## start DATA SUPPLIED
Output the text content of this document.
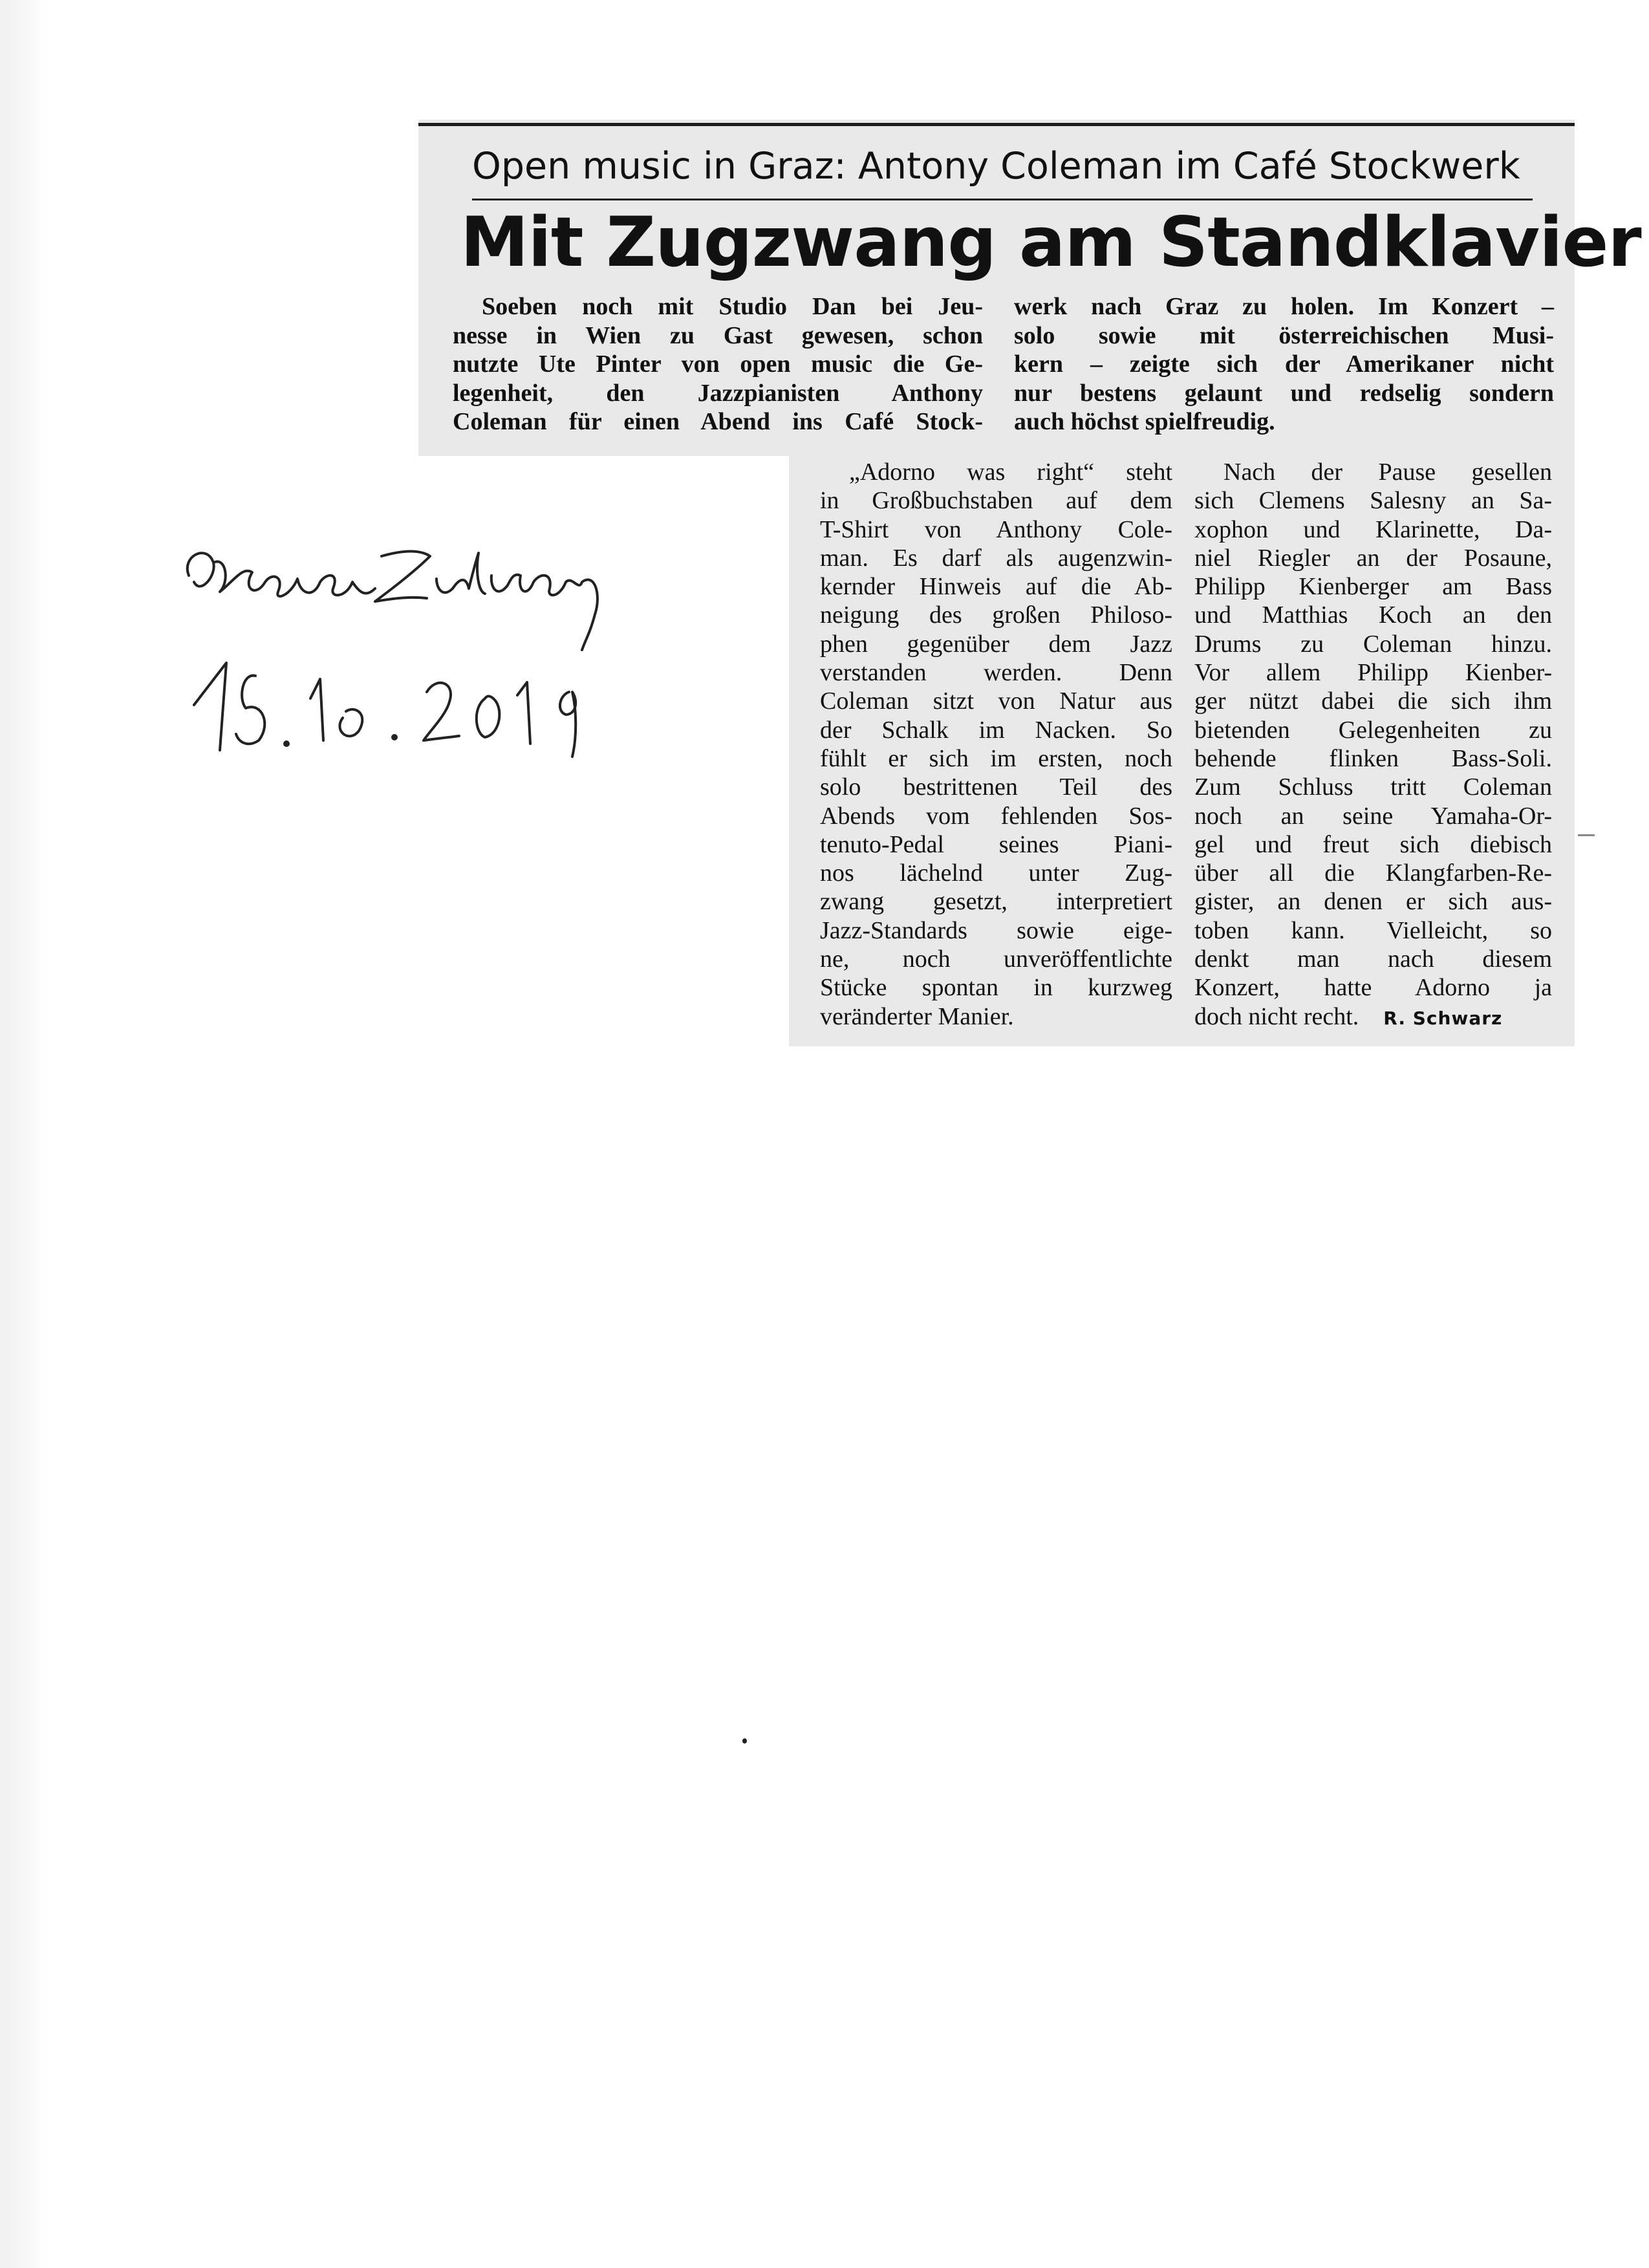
Open music in Graz: Antony Coleman im Café Stockwerk

Mit Zugzwang am Standklavier

Soeben noch mit Studio Dan bei Jeu-
nesse in Wien zu Gast gewesen, schon
nutzte Ute Pinter von open music die Ge-
legenheit, den Jazzpianisten Anthony
Coleman für einen Abend ins Café Stock-

werk nach Graz zu holen. Im Konzert –
solo sowie mit österreichischen Musi-
kern – zeigte sich der Amerikaner nicht
nur bestens gelaunt und redselig sondern
auch höchst spielfreudig.

„Adorno was right“ steht
in Großbuchstaben auf dem
T-Shirt von Anthony Cole-
man. Es darf als augenzwin-
kernder Hinweis auf die Ab-
neigung des großen Philoso-
phen gegenüber dem Jazz
verstanden werden. Denn
Coleman sitzt von Natur aus
der Schalk im Nacken. So
fühlt er sich im ersten, noch
solo bestrittenen Teil des
Abends vom fehlenden Sos-
tenuto-Pedal seines Piani-
nos lächelnd unter Zug-
zwang gesetzt, interpretiert
Jazz-Standards sowie eige-
ne, noch unveröffentlichte
Stücke spontan in kurzweg
veränderter Manier.

Nach der Pause gesellen
sich Clemens Salesny an Sa-
xophon und Klarinette, Da-
niel Riegler an der Posaune,
Philipp Kienberger am Bass
und Matthias Koch an den
Drums zu Coleman hinzu.
Vor allem Philipp Kienber-
ger nützt dabei die sich ihm
bietenden Gelegenheiten zu
behende flinken Bass-Soli.
Zum Schluss tritt Coleman
noch an seine Yamaha-Or-
gel und freut sich diebisch
über all die Klangfarben-Re-
gister, an denen er sich aus-
toben kann. Vielleicht, so
denkt man nach diesem
Konzert, hatte Adorno ja
doch nicht recht. R. Schwarz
## end DATA SUPPLIED
(THE TASK) Write only the number of lines in the records that include the word "Adorno".

(SOLUTION TO THIS EXERCISE) 2